[[ Source document open ]]

An interesting legal phenomenon has resulted with the invention of smaller and less obvious photographic equipment that makes surreptitious observation of other people’s bodies quieter, more convenient, and generally sneakier. The peeping tom laws, which are often local ordinances punishable only by fines or community service, have been supported by new state laws about voyeurism which emphasize the medium used for spying rather than the place where spying occurred as the basis for guilt. This change in statutes began in response to cases in which courts sought to punish people using up-skirt cameras to photograph under women’s skirts in malls, sports arenas, and other busy places.[ii] 

California, Kansas, Louisiana, South Dakota, and other states have enacted laws in the last several years to criminalize secretly spying and recording people with cameras or video cameras in ways that are done for sexual pleasure.[iii]

Connecticut’s video voyeur law is particularly simple and, in its simplicity, offers decent protection for homeless people doing private things outside: “A person is guilty of voyeurism when, with malice or intent to arouse or satisfy the sexual desire of such person or any other person, such person knowingly photographs, films, videotapes or otherwise records the image of another person (1) without the knowledge and consent of such other person, (2) while such other person is not in plain view, and (3) under circumstances where such other person has a reasonable expectation of privacy.”[iv] 

Even with this development regarding video voyeurism, municipalities and states attempting to revise their general criminal voyeurism codes so that they will apply out-of-doors run into difficulty delineating logical boundaries: Will people be at risk of criminal charges every time they look at anyone else? Will they only be charged if they look for a certain amount of time or from a particular distance?

[[ Source document closed ]]
[[ Data extract open ]]

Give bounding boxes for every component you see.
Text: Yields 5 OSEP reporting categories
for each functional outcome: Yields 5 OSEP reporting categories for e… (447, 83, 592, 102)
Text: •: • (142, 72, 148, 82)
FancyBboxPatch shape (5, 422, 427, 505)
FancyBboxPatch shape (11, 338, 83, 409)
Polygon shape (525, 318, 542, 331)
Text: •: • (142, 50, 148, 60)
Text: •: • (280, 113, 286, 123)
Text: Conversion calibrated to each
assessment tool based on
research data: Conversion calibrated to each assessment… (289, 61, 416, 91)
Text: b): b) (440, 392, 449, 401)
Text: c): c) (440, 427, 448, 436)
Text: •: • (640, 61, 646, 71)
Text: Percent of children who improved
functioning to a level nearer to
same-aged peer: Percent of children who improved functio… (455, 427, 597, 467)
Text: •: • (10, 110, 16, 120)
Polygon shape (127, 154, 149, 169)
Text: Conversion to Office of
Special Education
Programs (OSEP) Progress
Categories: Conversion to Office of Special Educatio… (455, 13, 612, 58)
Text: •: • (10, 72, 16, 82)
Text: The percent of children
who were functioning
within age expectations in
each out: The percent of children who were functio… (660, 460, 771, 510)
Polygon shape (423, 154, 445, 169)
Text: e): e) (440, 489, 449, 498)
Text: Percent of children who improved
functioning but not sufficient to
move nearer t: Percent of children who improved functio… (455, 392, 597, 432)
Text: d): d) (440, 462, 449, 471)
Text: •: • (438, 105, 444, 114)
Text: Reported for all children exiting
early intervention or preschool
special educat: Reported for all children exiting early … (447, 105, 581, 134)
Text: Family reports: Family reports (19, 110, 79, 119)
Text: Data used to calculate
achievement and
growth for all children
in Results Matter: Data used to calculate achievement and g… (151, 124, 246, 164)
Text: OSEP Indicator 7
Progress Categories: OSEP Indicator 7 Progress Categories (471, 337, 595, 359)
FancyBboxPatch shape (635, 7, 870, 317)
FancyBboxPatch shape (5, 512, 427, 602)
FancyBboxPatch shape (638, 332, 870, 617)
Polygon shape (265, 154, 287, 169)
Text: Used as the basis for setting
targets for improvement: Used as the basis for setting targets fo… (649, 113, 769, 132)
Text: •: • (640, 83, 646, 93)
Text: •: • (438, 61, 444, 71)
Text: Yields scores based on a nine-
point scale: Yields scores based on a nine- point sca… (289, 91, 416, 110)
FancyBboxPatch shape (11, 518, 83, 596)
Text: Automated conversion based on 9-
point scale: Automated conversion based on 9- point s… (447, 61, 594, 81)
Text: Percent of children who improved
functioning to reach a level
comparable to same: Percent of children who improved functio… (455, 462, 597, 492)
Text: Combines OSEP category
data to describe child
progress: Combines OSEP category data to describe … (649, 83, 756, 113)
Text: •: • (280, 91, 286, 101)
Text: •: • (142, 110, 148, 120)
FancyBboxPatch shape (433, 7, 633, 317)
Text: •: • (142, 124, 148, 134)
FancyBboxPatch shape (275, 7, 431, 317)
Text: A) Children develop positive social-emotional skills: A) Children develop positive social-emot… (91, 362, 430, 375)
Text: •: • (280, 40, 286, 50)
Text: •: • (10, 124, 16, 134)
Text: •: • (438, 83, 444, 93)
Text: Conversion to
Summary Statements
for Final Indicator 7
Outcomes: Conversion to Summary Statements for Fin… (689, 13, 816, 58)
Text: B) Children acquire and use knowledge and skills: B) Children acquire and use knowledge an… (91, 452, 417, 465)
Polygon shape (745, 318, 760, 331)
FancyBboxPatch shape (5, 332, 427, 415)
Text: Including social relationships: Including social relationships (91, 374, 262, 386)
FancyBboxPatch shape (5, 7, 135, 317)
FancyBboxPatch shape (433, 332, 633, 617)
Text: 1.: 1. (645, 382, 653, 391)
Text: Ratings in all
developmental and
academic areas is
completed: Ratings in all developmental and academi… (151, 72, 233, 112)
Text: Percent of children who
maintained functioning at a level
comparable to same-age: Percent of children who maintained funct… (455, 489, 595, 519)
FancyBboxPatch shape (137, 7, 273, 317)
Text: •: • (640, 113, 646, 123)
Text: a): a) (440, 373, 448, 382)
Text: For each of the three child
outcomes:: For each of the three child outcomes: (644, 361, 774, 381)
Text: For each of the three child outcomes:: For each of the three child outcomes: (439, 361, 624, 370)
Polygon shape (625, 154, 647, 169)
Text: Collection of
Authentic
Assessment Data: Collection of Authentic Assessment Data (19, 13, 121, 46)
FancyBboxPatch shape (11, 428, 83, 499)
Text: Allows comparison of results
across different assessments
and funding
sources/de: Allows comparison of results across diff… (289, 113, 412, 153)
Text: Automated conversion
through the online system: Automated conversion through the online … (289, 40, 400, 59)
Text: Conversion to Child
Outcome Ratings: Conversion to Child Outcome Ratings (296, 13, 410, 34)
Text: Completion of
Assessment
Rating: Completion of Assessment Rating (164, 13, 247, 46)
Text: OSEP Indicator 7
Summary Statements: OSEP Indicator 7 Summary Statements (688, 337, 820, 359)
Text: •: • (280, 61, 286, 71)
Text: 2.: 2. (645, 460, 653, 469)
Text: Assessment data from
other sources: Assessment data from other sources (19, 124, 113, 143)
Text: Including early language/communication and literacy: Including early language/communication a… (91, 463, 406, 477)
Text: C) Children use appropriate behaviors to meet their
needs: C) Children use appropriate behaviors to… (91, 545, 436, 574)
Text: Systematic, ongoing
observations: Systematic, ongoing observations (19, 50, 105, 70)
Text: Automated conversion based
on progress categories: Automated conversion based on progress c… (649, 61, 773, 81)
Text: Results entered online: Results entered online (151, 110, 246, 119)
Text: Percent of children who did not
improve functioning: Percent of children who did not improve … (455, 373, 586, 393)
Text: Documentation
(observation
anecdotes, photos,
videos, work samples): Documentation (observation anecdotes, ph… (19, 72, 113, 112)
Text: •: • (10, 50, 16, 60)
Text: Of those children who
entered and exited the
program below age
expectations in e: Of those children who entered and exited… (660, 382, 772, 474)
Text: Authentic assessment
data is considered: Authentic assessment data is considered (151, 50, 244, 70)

[[ Data extract closed ]]

Directions for this task: Rewrite the stretch of the passage on voyeurism laws from "Even with this" through "a particular distance?", swapping "municipalities" for "cities".

Answer section:
Even with this development regarding video voyeurism, cities and states attempting to revise their general criminal voyeurism codes so that they will apply out-of-doors run into difficulty delineating logical boundaries: Will people be at risk of criminal charges every time they look at anyone else? Will they only be charged if they look for a certain amount of time or from a particular distance?